## AIM
Locate every line in the records below that holds the word "borrar" and return each one.

## INFORMATION GIVEN
════════════════

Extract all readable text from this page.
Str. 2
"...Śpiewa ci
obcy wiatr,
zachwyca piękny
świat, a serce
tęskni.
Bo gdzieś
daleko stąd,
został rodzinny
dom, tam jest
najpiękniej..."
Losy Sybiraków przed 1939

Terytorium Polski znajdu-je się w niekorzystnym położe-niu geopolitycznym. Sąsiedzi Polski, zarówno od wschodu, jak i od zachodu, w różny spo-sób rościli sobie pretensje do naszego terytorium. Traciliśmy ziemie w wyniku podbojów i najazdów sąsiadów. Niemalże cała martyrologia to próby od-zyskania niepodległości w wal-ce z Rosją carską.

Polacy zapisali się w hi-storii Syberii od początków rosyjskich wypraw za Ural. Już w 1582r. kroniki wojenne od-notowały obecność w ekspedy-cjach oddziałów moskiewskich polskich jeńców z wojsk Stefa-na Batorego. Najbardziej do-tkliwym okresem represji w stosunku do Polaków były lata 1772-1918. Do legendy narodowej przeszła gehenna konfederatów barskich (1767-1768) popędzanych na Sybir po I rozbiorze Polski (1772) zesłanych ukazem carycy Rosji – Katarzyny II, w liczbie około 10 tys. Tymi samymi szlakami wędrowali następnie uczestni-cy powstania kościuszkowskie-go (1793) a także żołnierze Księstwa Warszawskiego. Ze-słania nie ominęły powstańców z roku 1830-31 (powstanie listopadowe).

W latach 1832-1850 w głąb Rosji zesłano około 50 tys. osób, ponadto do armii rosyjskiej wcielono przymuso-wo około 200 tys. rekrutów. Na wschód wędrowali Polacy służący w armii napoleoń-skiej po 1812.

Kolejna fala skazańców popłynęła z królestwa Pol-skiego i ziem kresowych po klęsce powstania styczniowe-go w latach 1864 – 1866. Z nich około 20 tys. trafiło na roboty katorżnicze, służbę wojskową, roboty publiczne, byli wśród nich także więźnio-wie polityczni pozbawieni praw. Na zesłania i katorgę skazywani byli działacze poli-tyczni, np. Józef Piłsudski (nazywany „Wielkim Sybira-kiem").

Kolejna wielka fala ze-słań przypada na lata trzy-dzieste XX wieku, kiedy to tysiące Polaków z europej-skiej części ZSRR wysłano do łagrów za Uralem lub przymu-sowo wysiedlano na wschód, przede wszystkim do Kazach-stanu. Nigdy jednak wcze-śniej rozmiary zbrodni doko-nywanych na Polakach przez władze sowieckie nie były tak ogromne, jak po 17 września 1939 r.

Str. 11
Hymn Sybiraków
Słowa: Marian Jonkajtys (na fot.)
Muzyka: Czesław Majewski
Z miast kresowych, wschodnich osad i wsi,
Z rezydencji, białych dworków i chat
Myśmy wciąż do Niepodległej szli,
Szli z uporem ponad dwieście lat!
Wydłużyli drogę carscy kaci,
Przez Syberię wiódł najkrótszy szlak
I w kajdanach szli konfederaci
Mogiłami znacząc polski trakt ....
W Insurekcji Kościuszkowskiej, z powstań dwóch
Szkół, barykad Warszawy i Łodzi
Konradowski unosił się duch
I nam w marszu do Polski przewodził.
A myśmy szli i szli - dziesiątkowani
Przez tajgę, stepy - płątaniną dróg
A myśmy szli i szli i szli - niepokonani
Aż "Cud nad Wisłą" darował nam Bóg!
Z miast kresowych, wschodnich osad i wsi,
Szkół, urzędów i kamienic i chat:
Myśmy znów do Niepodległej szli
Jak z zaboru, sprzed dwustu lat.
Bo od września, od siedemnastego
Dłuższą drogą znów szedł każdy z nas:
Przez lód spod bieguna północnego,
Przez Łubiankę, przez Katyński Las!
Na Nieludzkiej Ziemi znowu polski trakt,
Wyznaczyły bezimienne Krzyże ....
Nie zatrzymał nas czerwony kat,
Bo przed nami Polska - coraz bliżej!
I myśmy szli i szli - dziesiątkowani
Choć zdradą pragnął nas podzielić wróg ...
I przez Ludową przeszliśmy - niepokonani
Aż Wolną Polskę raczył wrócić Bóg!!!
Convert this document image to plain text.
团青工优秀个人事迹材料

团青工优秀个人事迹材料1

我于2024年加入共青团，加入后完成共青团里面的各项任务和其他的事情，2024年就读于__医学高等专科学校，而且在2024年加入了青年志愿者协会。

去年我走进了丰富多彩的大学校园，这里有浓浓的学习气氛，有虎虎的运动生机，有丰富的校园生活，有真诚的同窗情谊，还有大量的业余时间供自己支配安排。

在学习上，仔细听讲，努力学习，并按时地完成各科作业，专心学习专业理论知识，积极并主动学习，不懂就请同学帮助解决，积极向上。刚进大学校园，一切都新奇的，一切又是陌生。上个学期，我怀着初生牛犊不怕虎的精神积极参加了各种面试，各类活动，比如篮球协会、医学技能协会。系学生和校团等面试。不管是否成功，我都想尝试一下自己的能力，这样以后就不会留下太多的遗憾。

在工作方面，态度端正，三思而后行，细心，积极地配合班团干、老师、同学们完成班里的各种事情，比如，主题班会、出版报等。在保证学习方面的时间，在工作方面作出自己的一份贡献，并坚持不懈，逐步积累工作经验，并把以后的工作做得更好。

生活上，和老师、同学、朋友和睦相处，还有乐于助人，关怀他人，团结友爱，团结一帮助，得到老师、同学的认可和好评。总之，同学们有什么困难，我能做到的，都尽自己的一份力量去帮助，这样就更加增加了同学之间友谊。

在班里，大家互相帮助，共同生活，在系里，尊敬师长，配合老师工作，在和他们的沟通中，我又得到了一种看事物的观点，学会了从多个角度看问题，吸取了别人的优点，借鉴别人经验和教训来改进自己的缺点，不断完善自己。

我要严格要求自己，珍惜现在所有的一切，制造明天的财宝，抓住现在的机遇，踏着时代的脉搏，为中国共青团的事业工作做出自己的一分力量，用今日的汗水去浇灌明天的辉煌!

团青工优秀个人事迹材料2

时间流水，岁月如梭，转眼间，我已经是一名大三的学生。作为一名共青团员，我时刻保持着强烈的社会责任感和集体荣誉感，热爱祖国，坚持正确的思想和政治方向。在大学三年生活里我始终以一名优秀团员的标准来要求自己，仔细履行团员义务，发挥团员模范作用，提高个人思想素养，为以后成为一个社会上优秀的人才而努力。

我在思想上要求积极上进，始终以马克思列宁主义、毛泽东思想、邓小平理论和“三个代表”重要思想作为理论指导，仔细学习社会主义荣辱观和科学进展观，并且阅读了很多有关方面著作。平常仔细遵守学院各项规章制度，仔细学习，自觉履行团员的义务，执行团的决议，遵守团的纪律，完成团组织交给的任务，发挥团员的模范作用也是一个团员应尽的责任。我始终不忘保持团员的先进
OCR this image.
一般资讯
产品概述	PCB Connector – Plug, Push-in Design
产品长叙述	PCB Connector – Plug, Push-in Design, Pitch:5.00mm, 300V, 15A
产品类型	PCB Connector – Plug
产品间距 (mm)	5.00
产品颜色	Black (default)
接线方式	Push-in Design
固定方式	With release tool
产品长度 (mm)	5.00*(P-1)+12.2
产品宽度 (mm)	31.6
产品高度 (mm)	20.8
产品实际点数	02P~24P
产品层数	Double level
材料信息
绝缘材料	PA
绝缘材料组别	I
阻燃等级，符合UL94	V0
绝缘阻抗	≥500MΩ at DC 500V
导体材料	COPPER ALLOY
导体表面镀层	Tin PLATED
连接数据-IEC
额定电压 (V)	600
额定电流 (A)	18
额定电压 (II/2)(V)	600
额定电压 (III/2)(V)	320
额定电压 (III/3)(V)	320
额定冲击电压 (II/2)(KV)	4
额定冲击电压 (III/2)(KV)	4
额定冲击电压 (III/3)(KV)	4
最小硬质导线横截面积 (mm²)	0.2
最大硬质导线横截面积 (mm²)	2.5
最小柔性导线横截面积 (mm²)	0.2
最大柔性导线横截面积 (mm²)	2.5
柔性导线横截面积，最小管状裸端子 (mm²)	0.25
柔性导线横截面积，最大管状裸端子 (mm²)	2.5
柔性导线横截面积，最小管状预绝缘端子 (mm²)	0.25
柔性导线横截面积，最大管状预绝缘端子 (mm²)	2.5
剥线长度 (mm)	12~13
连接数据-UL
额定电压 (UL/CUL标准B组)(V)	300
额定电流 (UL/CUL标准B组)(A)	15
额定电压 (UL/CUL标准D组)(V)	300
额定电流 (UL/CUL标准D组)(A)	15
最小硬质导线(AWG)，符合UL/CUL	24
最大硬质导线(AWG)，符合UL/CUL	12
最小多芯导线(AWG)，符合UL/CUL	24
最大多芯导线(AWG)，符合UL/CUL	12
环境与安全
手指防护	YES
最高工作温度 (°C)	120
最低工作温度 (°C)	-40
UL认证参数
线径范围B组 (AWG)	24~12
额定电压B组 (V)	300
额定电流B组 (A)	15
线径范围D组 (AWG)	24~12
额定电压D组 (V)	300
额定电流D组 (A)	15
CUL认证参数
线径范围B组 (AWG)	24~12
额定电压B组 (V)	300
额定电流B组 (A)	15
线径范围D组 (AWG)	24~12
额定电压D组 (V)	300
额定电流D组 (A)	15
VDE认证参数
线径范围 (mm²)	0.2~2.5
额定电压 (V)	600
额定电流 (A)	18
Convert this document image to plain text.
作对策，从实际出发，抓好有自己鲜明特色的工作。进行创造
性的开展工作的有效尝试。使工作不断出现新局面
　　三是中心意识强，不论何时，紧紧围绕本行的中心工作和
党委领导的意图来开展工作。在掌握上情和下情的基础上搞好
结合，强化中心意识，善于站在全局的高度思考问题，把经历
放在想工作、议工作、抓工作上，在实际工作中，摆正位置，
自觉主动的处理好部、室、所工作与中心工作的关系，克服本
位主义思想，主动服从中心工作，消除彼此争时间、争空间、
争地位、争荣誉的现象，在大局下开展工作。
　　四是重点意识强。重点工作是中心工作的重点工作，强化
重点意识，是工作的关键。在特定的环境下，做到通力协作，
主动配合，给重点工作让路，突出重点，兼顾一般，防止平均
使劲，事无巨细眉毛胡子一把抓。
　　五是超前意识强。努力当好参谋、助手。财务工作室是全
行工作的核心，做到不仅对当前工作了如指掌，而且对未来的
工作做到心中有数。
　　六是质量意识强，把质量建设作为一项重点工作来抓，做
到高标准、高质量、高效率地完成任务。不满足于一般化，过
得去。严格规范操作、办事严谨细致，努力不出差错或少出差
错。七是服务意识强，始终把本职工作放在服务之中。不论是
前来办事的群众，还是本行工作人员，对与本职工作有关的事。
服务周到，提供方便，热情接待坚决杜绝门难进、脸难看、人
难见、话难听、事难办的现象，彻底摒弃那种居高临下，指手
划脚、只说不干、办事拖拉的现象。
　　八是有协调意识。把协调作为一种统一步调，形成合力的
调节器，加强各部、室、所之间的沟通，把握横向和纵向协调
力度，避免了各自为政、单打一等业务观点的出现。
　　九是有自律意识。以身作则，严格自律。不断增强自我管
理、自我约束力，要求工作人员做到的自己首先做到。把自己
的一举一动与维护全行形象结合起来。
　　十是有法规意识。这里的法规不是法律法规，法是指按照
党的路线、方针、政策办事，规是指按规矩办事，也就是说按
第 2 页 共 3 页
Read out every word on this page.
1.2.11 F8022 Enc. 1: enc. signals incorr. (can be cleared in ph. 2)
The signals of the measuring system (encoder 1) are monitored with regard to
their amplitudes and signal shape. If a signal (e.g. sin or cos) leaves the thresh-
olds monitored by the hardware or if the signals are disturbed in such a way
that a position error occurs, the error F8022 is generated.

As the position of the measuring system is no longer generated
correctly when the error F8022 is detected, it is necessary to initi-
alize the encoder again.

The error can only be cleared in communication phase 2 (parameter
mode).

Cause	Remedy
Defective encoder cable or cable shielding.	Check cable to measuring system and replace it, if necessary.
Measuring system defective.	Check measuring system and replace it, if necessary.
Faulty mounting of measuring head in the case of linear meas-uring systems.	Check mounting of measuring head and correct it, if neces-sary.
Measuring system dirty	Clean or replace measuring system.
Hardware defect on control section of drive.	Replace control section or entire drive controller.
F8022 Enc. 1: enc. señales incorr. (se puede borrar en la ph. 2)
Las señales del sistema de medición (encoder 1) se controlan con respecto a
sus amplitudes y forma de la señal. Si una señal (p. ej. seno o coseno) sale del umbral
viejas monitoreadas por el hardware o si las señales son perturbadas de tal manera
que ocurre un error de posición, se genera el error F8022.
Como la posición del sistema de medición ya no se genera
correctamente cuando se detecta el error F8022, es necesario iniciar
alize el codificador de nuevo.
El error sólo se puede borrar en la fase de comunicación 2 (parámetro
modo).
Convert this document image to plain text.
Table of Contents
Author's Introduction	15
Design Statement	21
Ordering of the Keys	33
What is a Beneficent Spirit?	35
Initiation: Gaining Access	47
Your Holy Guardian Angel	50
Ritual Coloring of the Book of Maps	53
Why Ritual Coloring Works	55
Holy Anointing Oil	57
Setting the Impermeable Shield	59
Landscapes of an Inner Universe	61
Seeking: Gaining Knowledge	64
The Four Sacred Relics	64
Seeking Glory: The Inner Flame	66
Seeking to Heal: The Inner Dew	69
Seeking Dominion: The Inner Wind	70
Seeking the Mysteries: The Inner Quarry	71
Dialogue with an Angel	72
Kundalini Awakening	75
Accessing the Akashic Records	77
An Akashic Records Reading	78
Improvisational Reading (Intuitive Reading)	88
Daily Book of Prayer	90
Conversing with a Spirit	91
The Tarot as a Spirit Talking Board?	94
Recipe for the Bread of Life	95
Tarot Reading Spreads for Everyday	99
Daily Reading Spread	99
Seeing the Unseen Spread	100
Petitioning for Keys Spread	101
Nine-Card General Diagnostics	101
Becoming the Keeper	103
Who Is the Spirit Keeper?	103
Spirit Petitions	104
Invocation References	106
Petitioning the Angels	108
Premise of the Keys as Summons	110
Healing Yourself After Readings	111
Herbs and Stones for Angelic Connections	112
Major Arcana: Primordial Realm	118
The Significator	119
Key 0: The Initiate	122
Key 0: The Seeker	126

════════════════

## OUTPUT OF THE TASK
F8022 Enc. 1: enc. señales incorr. (se puede borrar en la ph. 2)
El error sólo se puede borrar en la fase de comunicación 2 (parámetro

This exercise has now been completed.